PROVIDED PASSAGE:
In a moment, I'll pass to Ed to talk through the Xantho Extended issues in more detail. At Capricorn Copper, the team continues to make good progress on water level reductions and regulatory approvals required to enable a future successful and sustainable restart of operations, with 1.5 gigalitres of water level reduction since suspension of operations and an application for Tailings Storage Facility 4 submitted during the quarter three, sorry. We finished the quarter with AUD 168 million of available liquidity positioning, as well as we adjust near-term plans at Golden Grove and continue to deliver Gossan Valley. Where we've commenced the box cut excavation during the quarter, a great milestone, and that keeps us on track to fire the portal by the end of the year, as per the plan.
So, I'll now pass to Ed to talk through the Golden Grove events in a little bit more detail, and then I'll provide an update on Capricorn Copper prior to Peter providing a corporate and finance update for the quarter. So, over to you, Ed.
Thanks, James. And morning, everyone. I'll briefly touch on slides seven and eight to talk through the quarter outcomes, and then I'll talk to Xantho Extended in some further detail. So, on production, as James mentioned and as shown on slide seven, a solid quarter for copper production up versus the prior quarter with 5.8 kilotons of copper produced, driven by more copper ore milled at higher feed grades and improved recoveries. Zinc and precious metals, however, were lower. A planned 10-day mill shutdown, which was the largest for this year, occurred during the quarter for a mid-life rebuild of the primary crusher, reline of the mills, and installation of a replacement zinc rougher cell. And that contributed to lower overall mill tons.
More significantly, however, the zinc ore sources were deferred as we completed rehabilitation of ground support impacted at Xantho Extended by the prior seismicity and resulted in significantly lower zinc ore volumes through the mill. Site and unit costs for slide eight were higher, largely due to the maintenance spend associated with the planned 10-day shutdown and a AUD 24 million stockpile movement charge versus a AUD 9 million credit the prior quarter. Increased capital versus the prior quarter reflects a ramp-up of spend at Gossan Valley as planned, with commencement of the box cut excavation a major milestone during the quarter. I'll now move on to slide nine to talk through events at Xantho Extended and the forward plans. S o, to recap, in the March and June quarter reports, we noted impact of seismic events at Xantho Extended.

EXCERPTED RECORDS:
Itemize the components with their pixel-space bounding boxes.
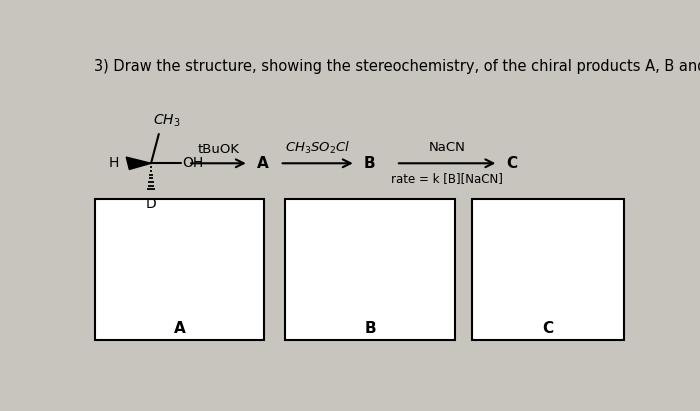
Text: rate = k [B][NaCN]: rate = k [B][NaCN]: [391, 173, 503, 185]
Text: A: A: [174, 321, 186, 336]
Text: A: A: [256, 156, 268, 171]
Polygon shape: [126, 157, 151, 169]
Text: $CH_3$: $CH_3$: [153, 113, 180, 129]
Text: B: B: [363, 156, 375, 171]
Text: NaCN: NaCN: [428, 141, 466, 154]
Bar: [95, 199, 264, 340]
Text: 3) Draw the structure, showing the stereochemistry, of the chiral products A, B : 3) Draw the structure, showing the stere…: [94, 58, 700, 74]
Text: C: C: [542, 321, 554, 336]
Text: C: C: [506, 156, 517, 171]
Text: $CH_3SO_2Cl$: $CH_3SO_2Cl$: [285, 139, 351, 156]
Text: H: H: [108, 156, 118, 170]
Text: D: D: [146, 197, 156, 211]
Text: B: B: [364, 321, 376, 336]
Bar: [285, 199, 455, 340]
Text: tBuOK: tBuOK: [197, 143, 239, 156]
Bar: [472, 199, 624, 340]
Text: OH: OH: [182, 156, 203, 170]
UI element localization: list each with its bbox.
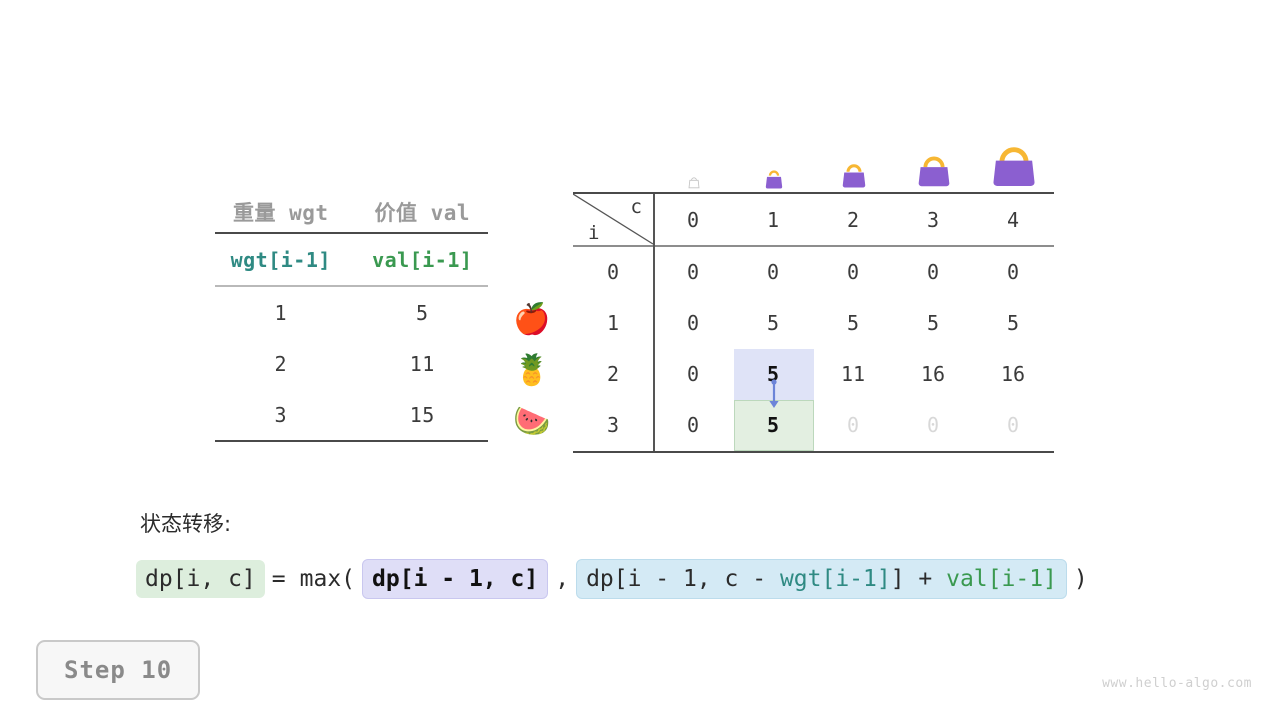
formula-equals: = [271, 566, 286, 592]
table-row: 2 0 5 11 16 16 [573, 349, 1054, 400]
item-weight-2: 3 [274, 402, 288, 427]
dp-cell-3-3: 0 [926, 413, 940, 437]
item-value-1: 11 [409, 351, 435, 376]
dp-row-header-0: 0 [606, 260, 620, 284]
dp-cell-1-1: 5 [766, 311, 780, 335]
dp-table-header-row: c i 0 1 2 3 4 [572, 193, 1054, 245]
item-table-header-weight: 重量 wgt [215, 197, 353, 227]
formula-arg2-val: val[i-1] [946, 566, 1057, 592]
step-badge: Step 10 [36, 640, 201, 700]
bag-size-4-icon [974, 134, 1054, 192]
item-table-header-row: 重量 wgt 价值 val [215, 192, 488, 232]
item-table-header-weight-label: 重量 wgt [232, 201, 329, 225]
dp-cell-3-0: 0 [686, 413, 700, 437]
formula-arg2: dp[i - 1, c - wgt[i-1]] + val[i-1] [576, 559, 1067, 599]
dp-col-header-2: 2 [846, 207, 860, 232]
dp-cell-2-1: 5 [766, 362, 780, 386]
dp-cell-1-3: 5 [926, 311, 940, 335]
highlight-cell-green [734, 400, 814, 451]
dp-col-header-0: 0 [686, 207, 700, 232]
formula-arg2-wgt: wgt[i-1] [779, 566, 891, 592]
table-row: 1 5 [215, 287, 488, 338]
dp-cell-3-4: 0 [1006, 413, 1020, 437]
dp-corner-col-label: c [630, 196, 642, 218]
item-table-subheader-wgt: wgt[i-1] [215, 248, 353, 272]
table-row: 0 0 0 0 0 0 [573, 247, 1054, 298]
item-value-0: 5 [415, 300, 429, 325]
item-table-subheader-val: val[i-1] [353, 248, 489, 272]
dp-table-bottom-rule [573, 450, 1054, 453]
dp-cell-0-1: 0 [766, 260, 780, 284]
pineapple-icon: 🍍 [513, 353, 551, 388]
dp-cell-1-4: 5 [1006, 311, 1020, 335]
formula-max-open: max( [299, 566, 356, 592]
item-weight-1: 2 [274, 351, 288, 376]
bag-size-3-icon [894, 146, 974, 192]
dp-cell-0-3: 0 [926, 260, 940, 284]
dp-row-header-2: 2 [606, 362, 620, 386]
dp-cell-0-2: 0 [846, 260, 860, 284]
dp-cell-0-4: 0 [1006, 260, 1020, 284]
bag-capacity-icons [654, 112, 1054, 192]
dp-row-header-3: 3 [606, 413, 620, 437]
item-table-bottom-rule [215, 440, 488, 442]
corner-diagonal-icon [572, 193, 654, 245]
watermelon-icon: 🍉 [513, 404, 551, 439]
transition-formula: dp[i, c] = max( dp[i - 1, c] , dp[i - 1,… [136, 559, 1095, 599]
dp-cell-2-4: 16 [1000, 362, 1026, 386]
dp-cell-2-0: 0 [686, 362, 700, 386]
item-table-header-value: 价值 val [353, 197, 489, 227]
dp-row-header-1: 1 [606, 311, 620, 335]
item-value-2: 15 [409, 402, 435, 427]
item-table-subheader-row: wgt[i-1] val[i-1] [215, 234, 488, 285]
dp-cell-2-3: 16 [920, 362, 946, 386]
dp-cell-1-0: 0 [686, 311, 700, 335]
bag-size-2-icon [814, 156, 894, 192]
dp-table: c i 0 1 2 3 4 0 0 0 0 0 0 1 0 5 5 5 5 [572, 192, 1054, 453]
bag-size-1-icon [734, 164, 814, 192]
formula-comma: , [555, 566, 570, 592]
table-row: 3 15 [215, 389, 488, 440]
item-table-top-rule [215, 232, 488, 234]
dp-cell-3-2: 0 [846, 413, 860, 437]
transition-arrow-icon [769, 379, 779, 408]
transition-label: 状态转移: [140, 512, 232, 536]
formula-lhs: dp[i, c] [136, 560, 265, 598]
item-table-mid-rule [215, 285, 488, 287]
dp-table-vertical-divider [653, 194, 655, 451]
watermark: www.hello-algo.com [1102, 676, 1252, 691]
bag-size-0-icon [654, 172, 734, 192]
fruit-icon-column: 🍎 🍍 🍉 [508, 294, 556, 447]
item-table: 重量 wgt 价值 val wgt[i-1] val[i-1] 1 5 2 11… [215, 192, 488, 442]
dp-table-top-rule [573, 192, 1054, 194]
dp-cell-2-2: 11 [840, 362, 866, 386]
dp-col-header-3: 3 [926, 207, 940, 232]
table-row: 3 0 5 0 0 0 [573, 400, 1054, 451]
dp-col-header-1: 1 [766, 207, 780, 232]
formula-arg2-mid: ] + [890, 566, 947, 592]
formula-close-paren: ) [1073, 566, 1088, 592]
item-weight-0: 1 [274, 300, 288, 325]
dp-col-header-4: 4 [1006, 207, 1020, 232]
table-row: 2 11 [215, 338, 488, 389]
item-table-subheader-wgt-label: wgt[i-1] [230, 247, 331, 272]
item-table-header-value-label: 价值 val [374, 201, 471, 225]
formula-arg2-pre: dp[i - 1, c - [586, 566, 780, 592]
dp-cell-0-0: 0 [686, 260, 700, 284]
dp-corner-row-label: i [588, 222, 600, 244]
dp-table-header-rule [573, 245, 1054, 247]
formula-arg1: dp[i - 1, c] [362, 559, 549, 599]
item-table-subheader-val-label: val[i-1] [372, 247, 473, 272]
dp-table-body: c i 0 1 2 3 4 0 0 0 0 0 0 1 0 5 5 5 5 [572, 193, 1054, 451]
dp-cell-3-1: 5 [766, 413, 780, 437]
table-row: 1 0 5 5 5 5 [573, 298, 1054, 349]
dp-cell-1-2: 5 [846, 311, 860, 335]
apple-icon: 🍎 [513, 302, 551, 337]
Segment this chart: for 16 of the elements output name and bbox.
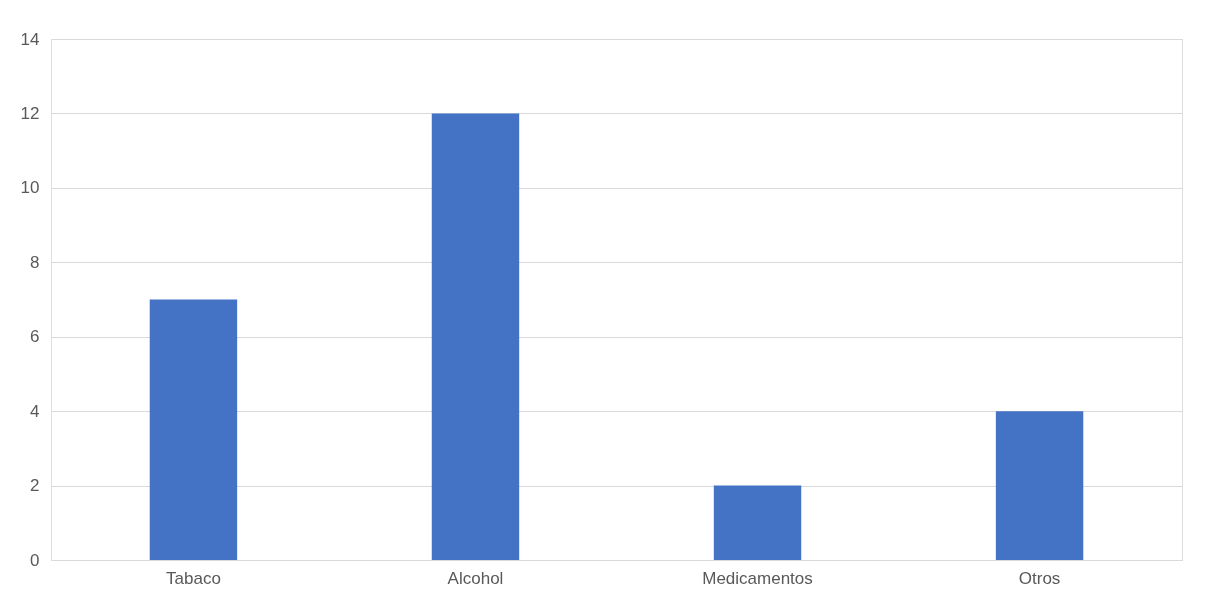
x-tick-label: Tabaco: [166, 568, 221, 588]
y-tick-label: 6: [30, 327, 40, 347]
y-tick-label: 14: [20, 29, 40, 49]
bar: [431, 113, 520, 560]
bar: [713, 485, 802, 560]
x-tick-label: Otros: [1018, 568, 1061, 588]
x-tick-label: Alcohol: [447, 568, 504, 588]
y-tick-label: 10: [20, 178, 40, 198]
y-tick-label: 12: [20, 103, 40, 123]
bar: [149, 299, 238, 560]
y-tick-label: 0: [30, 550, 40, 570]
y-tick-label: 8: [30, 252, 40, 272]
bar: [995, 411, 1084, 560]
y-tick-label: 4: [30, 401, 40, 421]
y-tick-label: 2: [30, 476, 40, 496]
x-tick-label: Medicamentos: [702, 568, 813, 588]
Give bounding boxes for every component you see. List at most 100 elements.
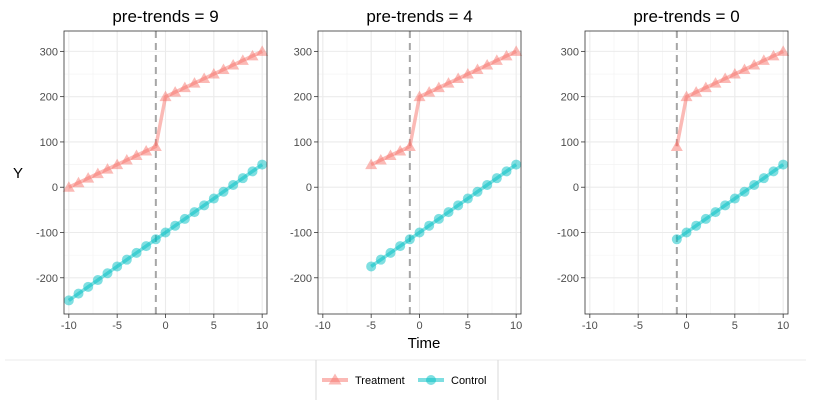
treatment-point bbox=[72, 176, 85, 188]
treatment-point bbox=[246, 49, 259, 61]
x-tick-label: -5 bbox=[112, 320, 122, 332]
control-point bbox=[83, 281, 94, 292]
treatment-point bbox=[738, 63, 751, 74]
control-point bbox=[385, 247, 396, 258]
treatment-point bbox=[481, 58, 494, 70]
x-tick-label: 5 bbox=[465, 320, 471, 332]
treatment-point bbox=[178, 81, 191, 93]
control-point bbox=[247, 166, 258, 177]
control-point bbox=[710, 207, 721, 218]
x-axis-title: Time bbox=[408, 335, 441, 352]
y-tick-label: 100 bbox=[40, 137, 58, 149]
control-point bbox=[462, 193, 473, 204]
control-point bbox=[141, 241, 152, 252]
x-tick-label: -10 bbox=[315, 320, 331, 332]
treatment-point bbox=[670, 140, 683, 151]
x-tick-label: 0 bbox=[162, 320, 168, 332]
treatment-point bbox=[767, 49, 780, 61]
treatment-point bbox=[394, 144, 407, 156]
treatment-point bbox=[82, 172, 95, 183]
control-point bbox=[424, 220, 435, 231]
treatment-point bbox=[188, 77, 201, 88]
x-tick-label: 0 bbox=[416, 320, 422, 332]
treatment-point bbox=[777, 45, 790, 56]
control-point bbox=[501, 166, 512, 177]
y-tick-label: 200 bbox=[40, 92, 58, 104]
control-point bbox=[720, 200, 731, 211]
y-tick-label: -200 bbox=[36, 273, 58, 285]
legend-treatment-key bbox=[328, 373, 342, 385]
treatment-point bbox=[719, 72, 732, 84]
control-point bbox=[121, 254, 132, 265]
control-point bbox=[257, 159, 268, 170]
x-tick-label: 5 bbox=[732, 320, 738, 332]
legend-control-label: Control bbox=[451, 375, 486, 387]
treatment-point bbox=[680, 90, 693, 102]
panel-2: -10 -5 0 5 10 -200 -100 0 100 200 300 pre-trends = … bbox=[290, 7, 522, 332]
control-point bbox=[179, 213, 190, 224]
x-tick-label: -10 bbox=[61, 320, 77, 332]
panel-title: pre-trends = 9 bbox=[112, 7, 218, 26]
treatment-point bbox=[120, 154, 133, 165]
treatment-point bbox=[111, 158, 124, 170]
control-point bbox=[218, 186, 229, 197]
control-point bbox=[433, 213, 444, 224]
x-tick-label: 10 bbox=[777, 320, 789, 332]
treatment-point bbox=[709, 77, 722, 88]
control-point bbox=[131, 247, 142, 258]
treatment-point bbox=[461, 68, 474, 79]
control-point bbox=[170, 220, 181, 231]
treatment-point bbox=[198, 72, 211, 84]
treatment-point bbox=[699, 81, 712, 93]
control-point bbox=[92, 275, 103, 286]
x-tick-label: -10 bbox=[582, 320, 598, 332]
control-point bbox=[150, 234, 161, 245]
y-tick-label: -100 bbox=[36, 227, 58, 239]
treatment-point bbox=[365, 158, 378, 170]
panel-title: pre-trends = 0 bbox=[633, 7, 739, 26]
panel-1: -10 -5 0 5 10 -200 -100 0 100 200 300 pre-trends = … bbox=[36, 7, 268, 332]
treatment-point bbox=[217, 63, 230, 74]
treatment-point bbox=[256, 45, 269, 56]
y-tick-label: -100 bbox=[557, 227, 579, 239]
y-tick-label: 200 bbox=[294, 92, 312, 104]
treatment-point bbox=[432, 81, 445, 93]
treatment-point bbox=[140, 144, 153, 156]
control-point bbox=[189, 207, 200, 218]
legend: Treatment Control bbox=[5, 359, 806, 400]
control-point bbox=[700, 213, 711, 224]
treatment-point bbox=[169, 86, 182, 97]
control-point bbox=[208, 193, 219, 204]
series-line-control bbox=[370, 163, 518, 268]
control-point bbox=[160, 227, 171, 238]
control-point bbox=[228, 179, 239, 190]
control-point bbox=[102, 268, 113, 279]
control-point bbox=[404, 234, 415, 245]
treatment-point bbox=[728, 68, 741, 79]
x-tick-label: 5 bbox=[211, 320, 217, 332]
y-tick-label: 300 bbox=[294, 46, 312, 58]
treatment-point bbox=[236, 54, 249, 65]
control-point bbox=[414, 227, 425, 238]
control-point bbox=[366, 261, 377, 272]
y-tick-label: 300 bbox=[40, 46, 58, 58]
treatment-point bbox=[748, 58, 761, 70]
x-tick-label: 10 bbox=[510, 320, 522, 332]
control-point bbox=[482, 179, 493, 190]
treatment-point bbox=[227, 58, 240, 70]
control-point bbox=[749, 179, 760, 190]
control-point bbox=[237, 173, 248, 184]
y-tick-label: 100 bbox=[294, 137, 312, 149]
treatment-point bbox=[510, 45, 523, 56]
control-point bbox=[395, 241, 406, 252]
control-point bbox=[729, 193, 740, 204]
y-axis-title: Y bbox=[13, 165, 23, 182]
y-tick-label: 0 bbox=[52, 182, 58, 194]
treatment-point bbox=[374, 154, 387, 165]
control-point bbox=[778, 159, 789, 170]
control-point bbox=[443, 207, 454, 218]
treatment-point bbox=[130, 149, 143, 161]
treatment-point bbox=[62, 181, 75, 192]
control-point bbox=[758, 173, 769, 184]
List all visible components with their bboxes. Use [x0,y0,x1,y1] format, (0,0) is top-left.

PARTS OF THE EXERCISE:
**1)** Which pieces of work does the transcript say were carried out during the planned 10-day mill shutdown?
**2)** In the transcript, rename "box cut excavation" as "box cut earthworks" and write out the passage from "In a moment, I'll" up to and including "per the plan." with that change.

SOLUTIONS PER TASK:
**1)**
- A mid-life rebuild of the primary crusher
- A reline of the mills
- Installation of a replacement zinc rougher cell

**2)**
In a moment, I'll pass to Ed to talk through the Xantho Extended issues in more detail. At Capricorn Copper, the team continues to make good progress on water level reductions and regulatory approvals required to enable a future successful and sustainable restart of operations, with 1.5 gigalitres of water level reduction since suspension of operations and an application for Tailings Storage Facility 4 submitted during the quarter three, sorry. We finished the quarter with AUD 168 million of available liquidity positioning, as well as we adjust near-term plans at Golden Grove and continue to deliver Gossan Valley. Where we've commenced the box cut earthworks during the quarter, a great milestone, and that keeps us on track to fire the portal by the end of the year, as per the plan.